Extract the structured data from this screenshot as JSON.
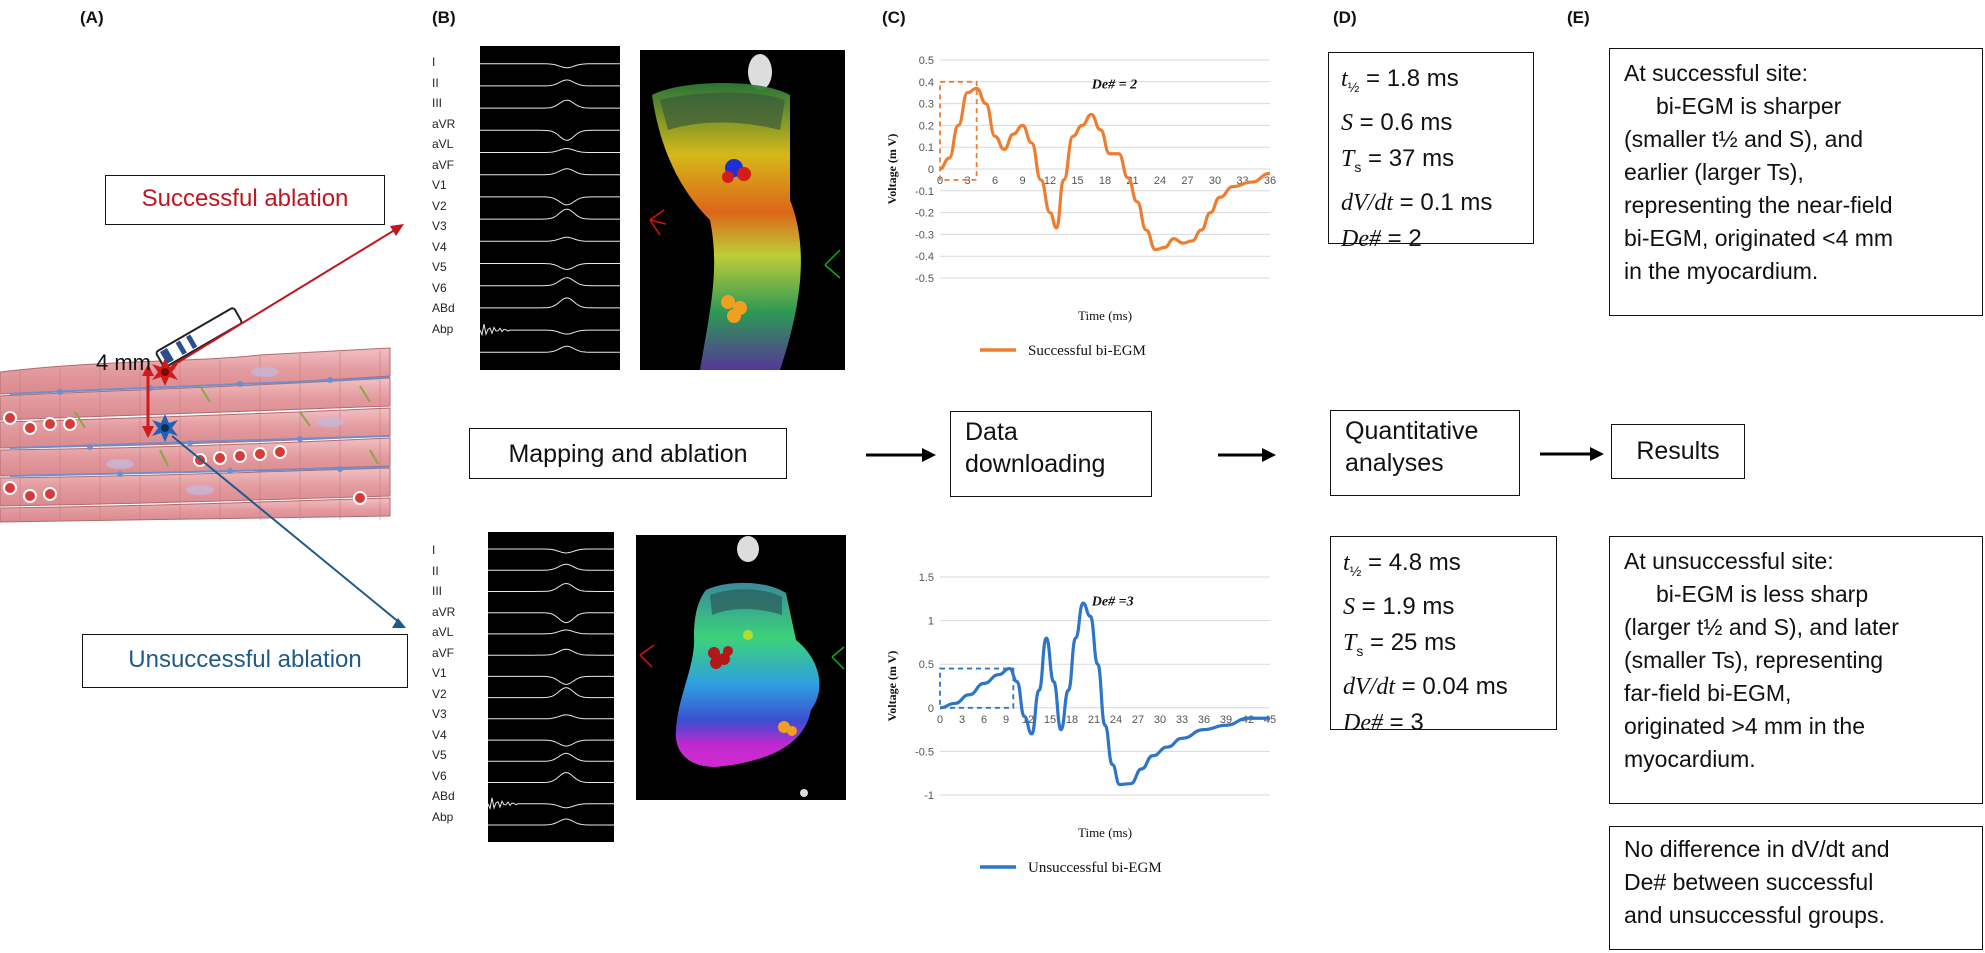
{
  "panels": {
    "a": "(A)",
    "b": "(B)",
    "c": "(C)",
    "d": "(D)",
    "e": "(E)"
  },
  "panel_a": {
    "successful_label": "Successful ablation",
    "unsuccessful_label": "Unsuccessful ablation",
    "distance_label": "4 mm",
    "successful_color": "#c0161c",
    "unsuccessful_color": "#1f5a88",
    "tissue_color": "#e8a3a6"
  },
  "ecg_leads": [
    "I",
    "II",
    "III",
    "aVR",
    "aVL",
    "aVF",
    "V1",
    "V2",
    "V3",
    "V4",
    "V5",
    "V6",
    "ABd",
    "Abp"
  ],
  "flow": {
    "step1": "Mapping and ablation",
    "step2_line1": "Data",
    "step2_line2": "downloading",
    "step3_line1": "Quantitative",
    "step3_line2": "analyses",
    "step4": "Results"
  },
  "chart_data": [
    {
      "type": "line",
      "name": "successful",
      "color": "#ed7d31",
      "legend": "Successful bi-EGM",
      "xlabel": "Time (ms)",
      "ylabel": "Voltage (m V)",
      "annotation": "De# = 2",
      "xlim": [
        0,
        36
      ],
      "ylim": [
        -0.5,
        0.5
      ],
      "xticks": [
        "0",
        "3",
        "6",
        "9",
        "12",
        "15",
        "18",
        "21",
        "24",
        "27",
        "30",
        "33",
        "36"
      ],
      "yticks": [
        "0.5",
        "0.4",
        "0.3",
        "0.2",
        "0.1",
        "0",
        "-0.1",
        "-0.2",
        "-0.3",
        "-0.4",
        "-0.5"
      ],
      "points": [
        [
          0,
          0.0
        ],
        [
          1,
          0.05
        ],
        [
          2,
          0.2
        ],
        [
          3,
          0.35
        ],
        [
          4,
          0.37
        ],
        [
          5,
          0.3
        ],
        [
          6,
          0.15
        ],
        [
          7,
          0.09
        ],
        [
          8,
          0.16
        ],
        [
          9,
          0.2
        ],
        [
          10,
          0.12
        ],
        [
          11,
          -0.05
        ],
        [
          12,
          -0.2
        ],
        [
          12.7,
          -0.27
        ],
        [
          13.5,
          -0.05
        ],
        [
          14.5,
          0.15
        ],
        [
          15.5,
          0.2
        ],
        [
          16.5,
          0.25
        ],
        [
          17.5,
          0.18
        ],
        [
          18.5,
          0.07
        ],
        [
          19.5,
          0.07
        ],
        [
          20.5,
          -0.04
        ],
        [
          21.5,
          -0.15
        ],
        [
          22.5,
          -0.28
        ],
        [
          23.5,
          -0.37
        ],
        [
          24.5,
          -0.36
        ],
        [
          25.5,
          -0.32
        ],
        [
          26.5,
          -0.34
        ],
        [
          27.5,
          -0.33
        ],
        [
          28.5,
          -0.28
        ],
        [
          29.5,
          -0.2
        ],
        [
          30.5,
          -0.13
        ],
        [
          32,
          -0.08
        ],
        [
          34,
          -0.06
        ],
        [
          36,
          -0.02
        ]
      ],
      "highlight": {
        "x0": 0,
        "x1": 4,
        "y0": -0.05,
        "y1": 0.4
      }
    },
    {
      "type": "line",
      "name": "unsuccessful",
      "color": "#2e75c7",
      "legend": "Unsuccessful bi-EGM",
      "xlabel": "Time (ms)",
      "ylabel": "Voltage (m V)",
      "annotation": "De# =3",
      "xlim": [
        0,
        45
      ],
      "ylim": [
        -1,
        1.5
      ],
      "xticks": [
        "0",
        "3",
        "6",
        "9",
        "12",
        "15",
        "18",
        "21",
        "24",
        "27",
        "30",
        "33",
        "36",
        "39",
        "42",
        "45"
      ],
      "yticks": [
        "1.5",
        "1",
        "0.5",
        "0",
        "-0.5",
        "-1"
      ],
      "points": [
        [
          0,
          0.0
        ],
        [
          2,
          0.05
        ],
        [
          4,
          0.15
        ],
        [
          6,
          0.28
        ],
        [
          8,
          0.38
        ],
        [
          9.5,
          0.45
        ],
        [
          10.5,
          0.3
        ],
        [
          11.5,
          -0.1
        ],
        [
          12.5,
          -0.3
        ],
        [
          13.5,
          0.2
        ],
        [
          14.5,
          0.8
        ],
        [
          15.5,
          0.3
        ],
        [
          16.5,
          -0.25
        ],
        [
          17.5,
          0.2
        ],
        [
          18.5,
          0.8
        ],
        [
          19.5,
          1.2
        ],
        [
          20.5,
          1.05
        ],
        [
          21.5,
          0.5
        ],
        [
          22.5,
          -0.2
        ],
        [
          23.5,
          -0.65
        ],
        [
          24.5,
          -0.88
        ],
        [
          26,
          -0.87
        ],
        [
          27.5,
          -0.7
        ],
        [
          29,
          -0.55
        ],
        [
          31,
          -0.45
        ],
        [
          33,
          -0.35
        ],
        [
          36,
          -0.25
        ],
        [
          39,
          -0.2
        ],
        [
          42,
          -0.12
        ],
        [
          45,
          -0.12
        ]
      ],
      "highlight": {
        "x0": 0,
        "x1": 10,
        "y0": 0.0,
        "y1": 0.45
      }
    }
  ],
  "params_success": {
    "t_half": "t",
    "t_half_sub": "½",
    "t_half_val": " = 1.8 ms",
    "S": "S",
    "S_val": " = 0.6 ms",
    "Ts": "T",
    "Ts_sub": "s",
    "Ts_val": " = 37  ms",
    "dvdt": "dV/dt",
    "dvdt_val": " = 0.1 ms",
    "de": "De#",
    "de_val": " = 2"
  },
  "params_unsuccess": {
    "t_half": "t",
    "t_half_sub": "½",
    "t_half_val": " = 4.8 ms",
    "S": "S",
    "S_val": "  = 1.9 ms",
    "Ts": "T",
    "Ts_sub": "s",
    "Ts_val": " =  25 ms",
    "dvdt": "dV/dt",
    "dvdt_val": " = 0.04 ms",
    "de": "De#",
    "de_val": " = 3"
  },
  "results": {
    "success_lines": [
      "At successful site:",
      "     bi-EGM is sharper",
      "(smaller t½ and S), and",
      "earlier (larger Ts),",
      "representing the near-field",
      "bi-EGM, originated <4 mm",
      "in the myocardium."
    ],
    "unsuccess_lines": [
      "At unsuccessful site:",
      "     bi-EGM is less sharp",
      "(larger t½ and S), and later",
      "(smaller Ts), representing",
      "far-field bi-EGM,",
      "originated >4 mm in the",
      "myocardium."
    ],
    "nodiff_lines": [
      "No difference in dV/dt and",
      "De# between successful",
      "and unsuccessful groups."
    ]
  }
}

════════════════

- **Exercise**:
From the data above, write out everything exactly except the pictures.

- **The reply**:
Extract the structured data from this screenshot as JSON.
{
  "panels": {
    "a": "(A)",
    "b": "(B)",
    "c": "(C)",
    "d": "(D)",
    "e": "(E)"
  },
  "panel_a": {
    "successful_label": "Successful ablation",
    "unsuccessful_label": "Unsuccessful ablation",
    "distance_label": "4 mm",
    "successful_color": "#c0161c",
    "unsuccessful_color": "#1f5a88",
    "tissue_color": "#e8a3a6"
  },
  "ecg_leads": [
    "I",
    "II",
    "III",
    "aVR",
    "aVL",
    "aVF",
    "V1",
    "V2",
    "V3",
    "V4",
    "V5",
    "V6",
    "ABd",
    "Abp"
  ],
  "flow": {
    "step1": "Mapping and ablation",
    "step2_line1": "Data",
    "step2_line2": "downloading",
    "step3_line1": "Quantitative",
    "step3_line2": "analyses",
    "step4": "Results"
  },
  "chart_data": [
    {
      "type": "line",
      "name": "successful",
      "color": "#ed7d31",
      "legend": "Successful bi-EGM",
      "xlabel": "Time (ms)",
      "ylabel": "Voltage (m V)",
      "annotation": "De# = 2",
      "xlim": [
        0,
        36
      ],
      "ylim": [
        -0.5,
        0.5
      ],
      "xticks": [
        "0",
        "3",
        "6",
        "9",
        "12",
        "15",
        "18",
        "21",
        "24",
        "27",
        "30",
        "33",
        "36"
      ],
      "yticks": [
        "0.5",
        "0.4",
        "0.3",
        "0.2",
        "0.1",
        "0",
        "-0.1",
        "-0.2",
        "-0.3",
        "-0.4",
        "-0.5"
      ],
      "points": [
        [
          0,
          0.0
        ],
        [
          1,
          0.05
        ],
        [
          2,
          0.2
        ],
        [
          3,
          0.35
        ],
        [
          4,
          0.37
        ],
        [
          5,
          0.3
        ],
        [
          6,
          0.15
        ],
        [
          7,
          0.09
        ],
        [
          8,
          0.16
        ],
        [
          9,
          0.2
        ],
        [
          10,
          0.12
        ],
        [
          11,
          -0.05
        ],
        [
          12,
          -0.2
        ],
        [
          12.7,
          -0.27
        ],
        [
          13.5,
          -0.05
        ],
        [
          14.5,
          0.15
        ],
        [
          15.5,
          0.2
        ],
        [
          16.5,
          0.25
        ],
        [
          17.5,
          0.18
        ],
        [
          18.5,
          0.07
        ],
        [
          19.5,
          0.07
        ],
        [
          20.5,
          -0.04
        ],
        [
          21.5,
          -0.15
        ],
        [
          22.5,
          -0.28
        ],
        [
          23.5,
          -0.37
        ],
        [
          24.5,
          -0.36
        ],
        [
          25.5,
          -0.32
        ],
        [
          26.5,
          -0.34
        ],
        [
          27.5,
          -0.33
        ],
        [
          28.5,
          -0.28
        ],
        [
          29.5,
          -0.2
        ],
        [
          30.5,
          -0.13
        ],
        [
          32,
          -0.08
        ],
        [
          34,
          -0.06
        ],
        [
          36,
          -0.02
        ]
      ],
      "highlight": {
        "x0": 0,
        "x1": 4,
        "y0": -0.05,
        "y1": 0.4
      }
    },
    {
      "type": "line",
      "name": "unsuccessful",
      "color": "#2e75c7",
      "legend": "Unsuccessful bi-EGM",
      "xlabel": "Time (ms)",
      "ylabel": "Voltage (m V)",
      "annotation": "De# =3",
      "xlim": [
        0,
        45
      ],
      "ylim": [
        -1,
        1.5
      ],
      "xticks": [
        "0",
        "3",
        "6",
        "9",
        "12",
        "15",
        "18",
        "21",
        "24",
        "27",
        "30",
        "33",
        "36",
        "39",
        "42",
        "45"
      ],
      "yticks": [
        "1.5",
        "1",
        "0.5",
        "0",
        "-0.5",
        "-1"
      ],
      "points": [
        [
          0,
          0.0
        ],
        [
          2,
          0.05
        ],
        [
          4,
          0.15
        ],
        [
          6,
          0.28
        ],
        [
          8,
          0.38
        ],
        [
          9.5,
          0.45
        ],
        [
          10.5,
          0.3
        ],
        [
          11.5,
          -0.1
        ],
        [
          12.5,
          -0.3
        ],
        [
          13.5,
          0.2
        ],
        [
          14.5,
          0.8
        ],
        [
          15.5,
          0.3
        ],
        [
          16.5,
          -0.25
        ],
        [
          17.5,
          0.2
        ],
        [
          18.5,
          0.8
        ],
        [
          19.5,
          1.2
        ],
        [
          20.5,
          1.05
        ],
        [
          21.5,
          0.5
        ],
        [
          22.5,
          -0.2
        ],
        [
          23.5,
          -0.65
        ],
        [
          24.5,
          -0.88
        ],
        [
          26,
          -0.87
        ],
        [
          27.5,
          -0.7
        ],
        [
          29,
          -0.55
        ],
        [
          31,
          -0.45
        ],
        [
          33,
          -0.35
        ],
        [
          36,
          -0.25
        ],
        [
          39,
          -0.2
        ],
        [
          42,
          -0.12
        ],
        [
          45,
          -0.12
        ]
      ],
      "highlight": {
        "x0": 0,
        "x1": 10,
        "y0": 0.0,
        "y1": 0.45
      }
    }
  ],
  "params_success": {
    "t_half": "t",
    "t_half_sub": "½",
    "t_half_val": " = 1.8 ms",
    "S": "S",
    "S_val": " = 0.6 ms",
    "Ts": "T",
    "Ts_sub": "s",
    "Ts_val": " = 37  ms",
    "dvdt": "dV/dt",
    "dvdt_val": " = 0.1 ms",
    "de": "De#",
    "de_val": " = 2"
  },
  "params_unsuccess": {
    "t_half": "t",
    "t_half_sub": "½",
    "t_half_val": " = 4.8 ms",
    "S": "S",
    "S_val": "  = 1.9 ms",
    "Ts": "T",
    "Ts_sub": "s",
    "Ts_val": " =  25 ms",
    "dvdt": "dV/dt",
    "dvdt_val": " = 0.04 ms",
    "de": "De#",
    "de_val": " = 3"
  },
  "results": {
    "success_lines": [
      "At successful site:",
      "     bi-EGM is sharper",
      "(smaller t½ and S), and",
      "earlier (larger Ts),",
      "representing the near-field",
      "bi-EGM, originated <4 mm",
      "in the myocardium."
    ],
    "unsuccess_lines": [
      "At unsuccessful site:",
      "     bi-EGM is less sharp",
      "(larger t½ and S), and later",
      "(smaller Ts), representing",
      "far-field bi-EGM,",
      "originated >4 mm in the",
      "myocardium."
    ],
    "nodiff_lines": [
      "No difference in dV/dt and",
      "De# between successful",
      "and unsuccessful groups."
    ]
  }
}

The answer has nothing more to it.